§ Exercise requirements:
The records underneath are to be repeated exactly, with the pictures left out.

§ Available records:
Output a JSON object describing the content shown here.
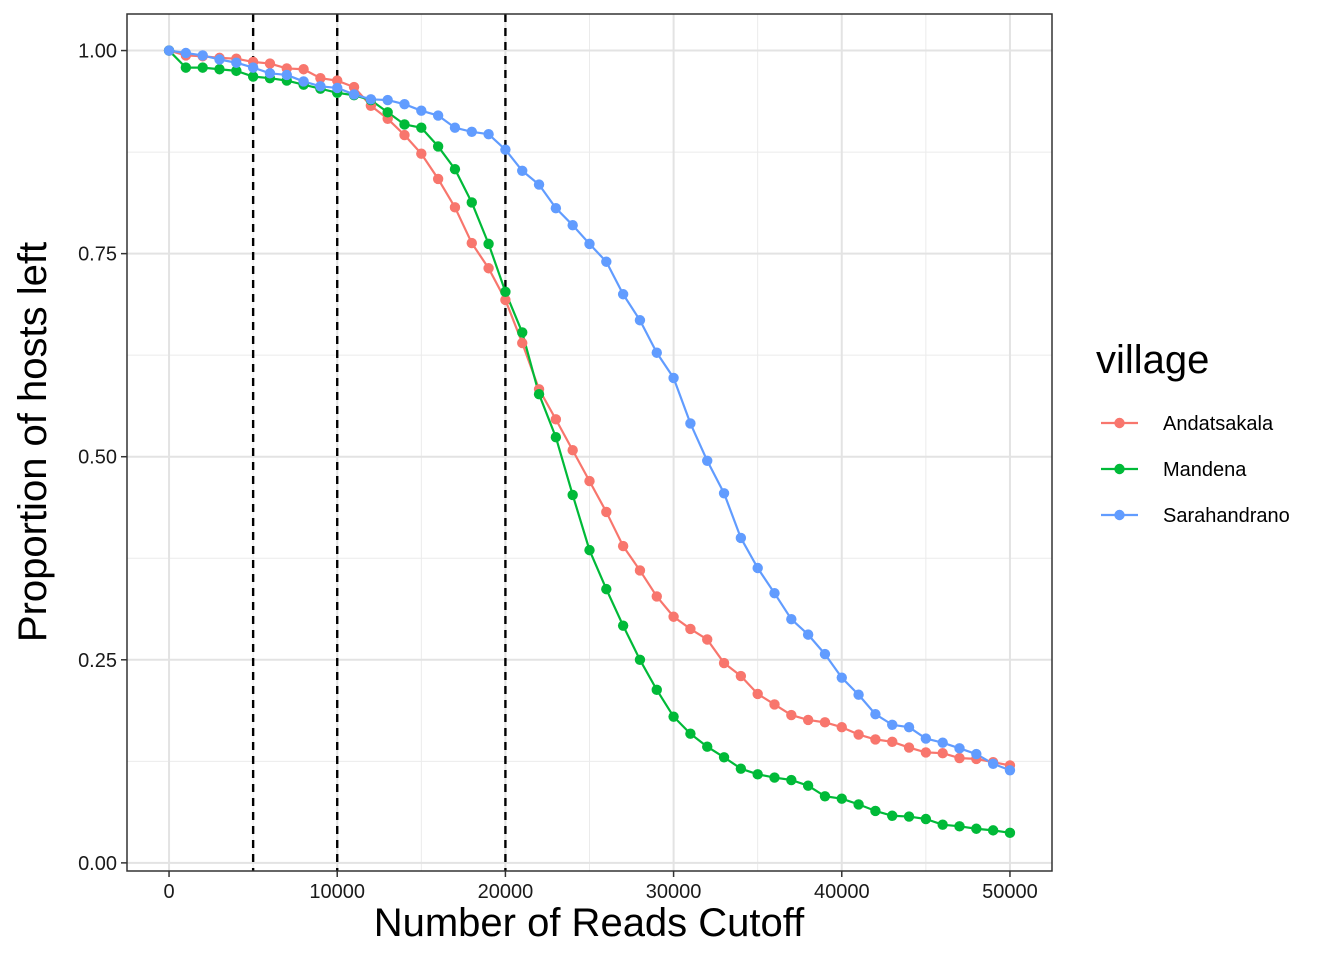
{
  "chart_data": {
    "type": "line",
    "xlabel": "Number of Reads Cutoff",
    "ylabel": "Proportion of hosts left",
    "xlim": [
      -2500,
      52500
    ],
    "ylim": [
      -0.01,
      1.045
    ],
    "x_ticks": [
      0,
      10000,
      20000,
      30000,
      40000,
      50000
    ],
    "x_tick_labels": [
      "0",
      "10000",
      "20000",
      "30000",
      "40000",
      "50000"
    ],
    "y_ticks": [
      0,
      0.25,
      0.5,
      0.75,
      1.0
    ],
    "y_tick_labels": [
      "0.00",
      "0.25",
      "0.50",
      "0.75",
      "1.00"
    ],
    "grid": true,
    "markers": true,
    "legend_title": "village",
    "legend_position": "right",
    "vlines": [
      5000,
      10000,
      20000
    ],
    "vline_style": "dashed",
    "x": [
      0,
      1000,
      2000,
      3000,
      4000,
      5000,
      6000,
      7000,
      8000,
      9000,
      10000,
      11000,
      12000,
      13000,
      14000,
      15000,
      16000,
      17000,
      18000,
      19000,
      20000,
      21000,
      22000,
      23000,
      24000,
      25000,
      26000,
      27000,
      28000,
      29000,
      30000,
      31000,
      32000,
      33000,
      34000,
      35000,
      36000,
      37000,
      38000,
      39000,
      40000,
      41000,
      42000,
      43000,
      44000,
      45000,
      46000,
      47000,
      48000,
      49000,
      50000
    ],
    "series": [
      {
        "name": "Andatsakala",
        "color": "#F8766D",
        "values": [
          1.0,
          0.994,
          0.993,
          0.991,
          0.99,
          0.986,
          0.984,
          0.978,
          0.977,
          0.966,
          0.963,
          0.955,
          0.932,
          0.916,
          0.896,
          0.873,
          0.842,
          0.807,
          0.763,
          0.732,
          0.693,
          0.64,
          0.583,
          0.546,
          0.508,
          0.47,
          0.432,
          0.39,
          0.36,
          0.328,
          0.303,
          0.288,
          0.275,
          0.246,
          0.23,
          0.208,
          0.195,
          0.182,
          0.176,
          0.173,
          0.167,
          0.158,
          0.152,
          0.149,
          0.142,
          0.136,
          0.135,
          0.129,
          0.128,
          0.124,
          0.12
        ]
      },
      {
        "name": "Mandena",
        "color": "#00BA38",
        "values": [
          1.0,
          0.979,
          0.979,
          0.977,
          0.975,
          0.968,
          0.966,
          0.963,
          0.958,
          0.953,
          0.948,
          0.945,
          0.939,
          0.924,
          0.909,
          0.905,
          0.882,
          0.854,
          0.813,
          0.762,
          0.703,
          0.653,
          0.577,
          0.524,
          0.453,
          0.385,
          0.337,
          0.292,
          0.25,
          0.213,
          0.18,
          0.159,
          0.143,
          0.13,
          0.116,
          0.109,
          0.105,
          0.102,
          0.095,
          0.082,
          0.079,
          0.072,
          0.064,
          0.058,
          0.057,
          0.054,
          0.047,
          0.045,
          0.042,
          0.04,
          0.037
        ]
      },
      {
        "name": "Sarahandrano",
        "color": "#619CFF",
        "values": [
          1.0,
          0.997,
          0.994,
          0.989,
          0.985,
          0.979,
          0.972,
          0.97,
          0.962,
          0.956,
          0.954,
          0.946,
          0.94,
          0.939,
          0.934,
          0.926,
          0.92,
          0.905,
          0.9,
          0.897,
          0.878,
          0.852,
          0.835,
          0.806,
          0.785,
          0.762,
          0.74,
          0.7,
          0.668,
          0.628,
          0.597,
          0.541,
          0.495,
          0.455,
          0.4,
          0.363,
          0.332,
          0.3,
          0.281,
          0.257,
          0.228,
          0.207,
          0.183,
          0.17,
          0.167,
          0.153,
          0.148,
          0.141,
          0.134,
          0.122,
          0.114
        ]
      }
    ]
  }
}
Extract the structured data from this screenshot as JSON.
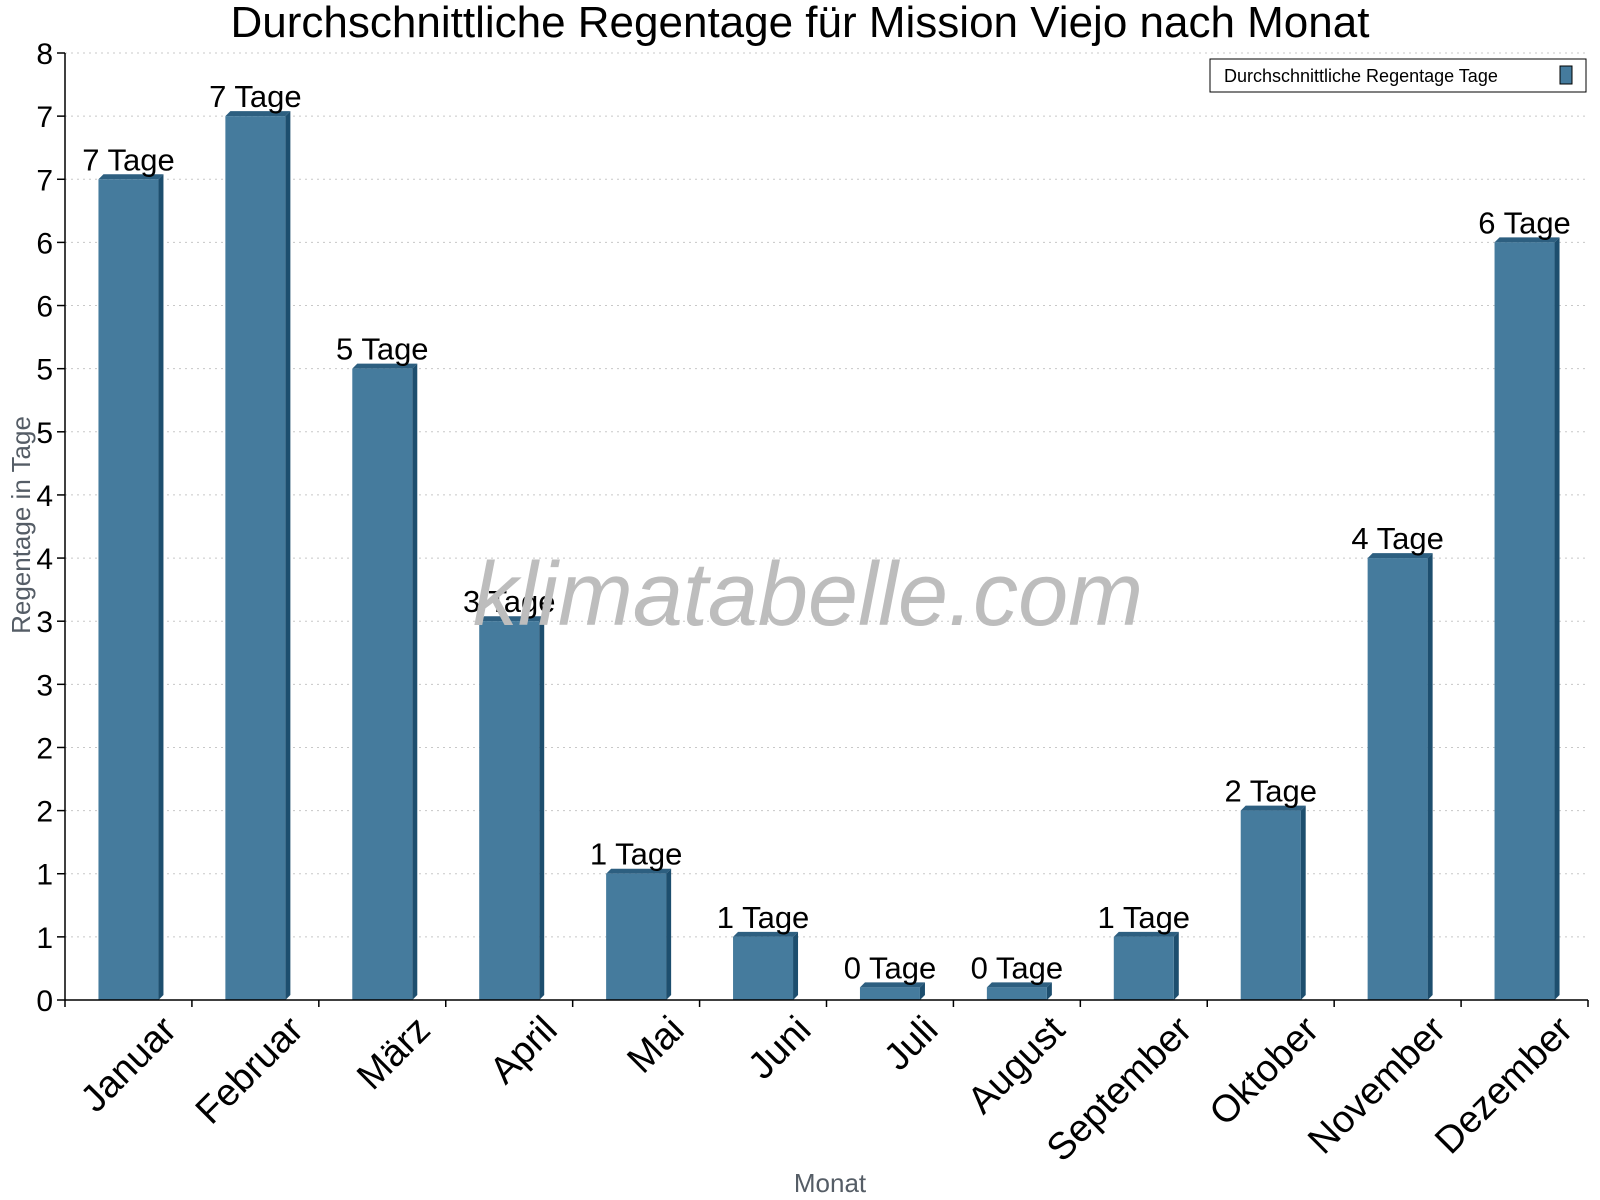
{
  "watermark": "klimatabelle.com",
  "colors": {
    "bar": "#457b9d",
    "bar_side": "#1d4e6e",
    "bar_top": "#2d5f80"
  },
  "chart_data": {
    "type": "bar",
    "title": "Durchschnittliche Regentage für Mission Viejo nach Monat",
    "xlabel": "Monat",
    "ylabel": "Regentage in Tage",
    "ylim": [
      0,
      7.5
    ],
    "y_tick_values": [
      0,
      0.5,
      1,
      1.5,
      2,
      2.5,
      3,
      3.5,
      4,
      4.5,
      5,
      5.5,
      6,
      6.5,
      7,
      7.5
    ],
    "y_tick_labels": [
      "0",
      "1",
      "1",
      "2",
      "2",
      "3",
      "3",
      "4",
      "4",
      "5",
      "5",
      "6",
      "6",
      "7",
      "7",
      "8"
    ],
    "categories": [
      "Januar",
      "Februar",
      "März",
      "April",
      "Mai",
      "Juni",
      "Juli",
      "August",
      "September",
      "Oktober",
      "November",
      "Dezember"
    ],
    "series": [
      {
        "name": "Durchschnittliche Regentage Tage",
        "values": [
          6.5,
          7.0,
          5.0,
          3.0,
          1.0,
          0.5,
          0.1,
          0.1,
          0.5,
          1.5,
          3.5,
          6.0
        ],
        "labels": [
          "7 Tage",
          "7 Tage",
          "5 Tage",
          "3 Tage",
          "1 Tage",
          "1 Tage",
          "0 Tage",
          "0 Tage",
          "1 Tage",
          "2 Tage",
          "4 Tage",
          "6 Tage"
        ]
      }
    ],
    "grid": true,
    "legend_position": "top-right"
  }
}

§ Answer in full:
Output a JSON object describing the content shown here.
{
  "chart_data": {
    "type": "line",
    "xlabel": "Number of Reads Cutoff",
    "ylabel": "Proportion of hosts left",
    "xlim": [
      -2500,
      52500
    ],
    "ylim": [
      -0.01,
      1.045
    ],
    "x_ticks": [
      0,
      10000,
      20000,
      30000,
      40000,
      50000
    ],
    "x_tick_labels": [
      "0",
      "10000",
      "20000",
      "30000",
      "40000",
      "50000"
    ],
    "y_ticks": [
      0,
      0.25,
      0.5,
      0.75,
      1.0
    ],
    "y_tick_labels": [
      "0.00",
      "0.25",
      "0.50",
      "0.75",
      "1.00"
    ],
    "grid": true,
    "markers": true,
    "legend_title": "village",
    "legend_position": "right",
    "vlines": [
      5000,
      10000,
      20000
    ],
    "vline_style": "dashed",
    "x": [
      0,
      1000,
      2000,
      3000,
      4000,
      5000,
      6000,
      7000,
      8000,
      9000,
      10000,
      11000,
      12000,
      13000,
      14000,
      15000,
      16000,
      17000,
      18000,
      19000,
      20000,
      21000,
      22000,
      23000,
      24000,
      25000,
      26000,
      27000,
      28000,
      29000,
      30000,
      31000,
      32000,
      33000,
      34000,
      35000,
      36000,
      37000,
      38000,
      39000,
      40000,
      41000,
      42000,
      43000,
      44000,
      45000,
      46000,
      47000,
      48000,
      49000,
      50000
    ],
    "series": [
      {
        "name": "Andatsakala",
        "color": "#F8766D",
        "values": [
          1.0,
          0.994,
          0.993,
          0.991,
          0.99,
          0.986,
          0.984,
          0.978,
          0.977,
          0.966,
          0.963,
          0.955,
          0.932,
          0.916,
          0.896,
          0.873,
          0.842,
          0.807,
          0.763,
          0.732,
          0.693,
          0.64,
          0.583,
          0.546,
          0.508,
          0.47,
          0.432,
          0.39,
          0.36,
          0.328,
          0.303,
          0.288,
          0.275,
          0.246,
          0.23,
          0.208,
          0.195,
          0.182,
          0.176,
          0.173,
          0.167,
          0.158,
          0.152,
          0.149,
          0.142,
          0.136,
          0.135,
          0.129,
          0.128,
          0.124,
          0.12
        ]
      },
      {
        "name": "Mandena",
        "color": "#00BA38",
        "values": [
          1.0,
          0.979,
          0.979,
          0.977,
          0.975,
          0.968,
          0.966,
          0.963,
          0.958,
          0.953,
          0.948,
          0.945,
          0.939,
          0.924,
          0.909,
          0.905,
          0.882,
          0.854,
          0.813,
          0.762,
          0.703,
          0.653,
          0.577,
          0.524,
          0.453,
          0.385,
          0.337,
          0.292,
          0.25,
          0.213,
          0.18,
          0.159,
          0.143,
          0.13,
          0.116,
          0.109,
          0.105,
          0.102,
          0.095,
          0.082,
          0.079,
          0.072,
          0.064,
          0.058,
          0.057,
          0.054,
          0.047,
          0.045,
          0.042,
          0.04,
          0.037
        ]
      },
      {
        "name": "Sarahandrano",
        "color": "#619CFF",
        "values": [
          1.0,
          0.997,
          0.994,
          0.989,
          0.985,
          0.979,
          0.972,
          0.97,
          0.962,
          0.956,
          0.954,
          0.946,
          0.94,
          0.939,
          0.934,
          0.926,
          0.92,
          0.905,
          0.9,
          0.897,
          0.878,
          0.852,
          0.835,
          0.806,
          0.785,
          0.762,
          0.74,
          0.7,
          0.668,
          0.628,
          0.597,
          0.541,
          0.495,
          0.455,
          0.4,
          0.363,
          0.332,
          0.3,
          0.281,
          0.257,
          0.228,
          0.207,
          0.183,
          0.17,
          0.167,
          0.153,
          0.148,
          0.141,
          0.134,
          0.122,
          0.114
        ]
      }
    ]
  }
}
Extract the structured data from this screenshot as JSON.
{
  "watermark": "klimatabelle.com",
  "colors": {
    "bar": "#457b9d",
    "bar_side": "#1d4e6e",
    "bar_top": "#2d5f80"
  },
  "chart_data": {
    "type": "bar",
    "title": "Durchschnittliche Regentage für Mission Viejo nach Monat",
    "xlabel": "Monat",
    "ylabel": "Regentage in Tage",
    "ylim": [
      0,
      7.5
    ],
    "y_tick_values": [
      0,
      0.5,
      1,
      1.5,
      2,
      2.5,
      3,
      3.5,
      4,
      4.5,
      5,
      5.5,
      6,
      6.5,
      7,
      7.5
    ],
    "y_tick_labels": [
      "0",
      "1",
      "1",
      "2",
      "2",
      "3",
      "3",
      "4",
      "4",
      "5",
      "5",
      "6",
      "6",
      "7",
      "7",
      "8"
    ],
    "categories": [
      "Januar",
      "Februar",
      "März",
      "April",
      "Mai",
      "Juni",
      "Juli",
      "August",
      "September",
      "Oktober",
      "November",
      "Dezember"
    ],
    "series": [
      {
        "name": "Durchschnittliche Regentage Tage",
        "values": [
          6.5,
          7.0,
          5.0,
          3.0,
          1.0,
          0.5,
          0.1,
          0.1,
          0.5,
          1.5,
          3.5,
          6.0
        ],
        "labels": [
          "7 Tage",
          "7 Tage",
          "5 Tage",
          "3 Tage",
          "1 Tage",
          "1 Tage",
          "0 Tage",
          "0 Tage",
          "1 Tage",
          "2 Tage",
          "4 Tage",
          "6 Tage"
        ]
      }
    ],
    "grid": true,
    "legend_position": "top-right"
  }
}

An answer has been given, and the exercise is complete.